↓

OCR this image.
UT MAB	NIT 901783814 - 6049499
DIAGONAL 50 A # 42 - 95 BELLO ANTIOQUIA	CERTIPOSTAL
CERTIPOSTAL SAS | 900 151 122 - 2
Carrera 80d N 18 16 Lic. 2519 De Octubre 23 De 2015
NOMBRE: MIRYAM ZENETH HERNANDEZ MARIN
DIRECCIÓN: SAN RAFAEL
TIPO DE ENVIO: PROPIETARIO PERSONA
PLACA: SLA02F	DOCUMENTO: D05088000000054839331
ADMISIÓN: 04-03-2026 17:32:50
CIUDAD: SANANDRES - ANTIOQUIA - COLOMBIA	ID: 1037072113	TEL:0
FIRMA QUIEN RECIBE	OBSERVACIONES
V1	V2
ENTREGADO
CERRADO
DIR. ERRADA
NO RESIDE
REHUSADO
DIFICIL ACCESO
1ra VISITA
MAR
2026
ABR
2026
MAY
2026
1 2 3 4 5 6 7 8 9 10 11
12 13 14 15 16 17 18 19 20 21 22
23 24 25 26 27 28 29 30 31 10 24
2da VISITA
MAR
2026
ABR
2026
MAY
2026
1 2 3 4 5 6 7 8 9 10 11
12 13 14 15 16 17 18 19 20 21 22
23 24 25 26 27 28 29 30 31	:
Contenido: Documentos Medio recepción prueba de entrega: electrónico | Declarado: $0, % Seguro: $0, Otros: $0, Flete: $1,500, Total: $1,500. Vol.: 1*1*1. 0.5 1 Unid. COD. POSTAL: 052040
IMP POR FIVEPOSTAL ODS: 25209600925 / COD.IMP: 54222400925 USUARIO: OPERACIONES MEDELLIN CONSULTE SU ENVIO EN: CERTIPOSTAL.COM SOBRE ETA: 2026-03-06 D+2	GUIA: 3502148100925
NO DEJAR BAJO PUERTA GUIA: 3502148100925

↑

Check each line of the material above for "CERTIPOSTAL" and say how many lines contain it, giving the number alone.

Finished exercise >> 3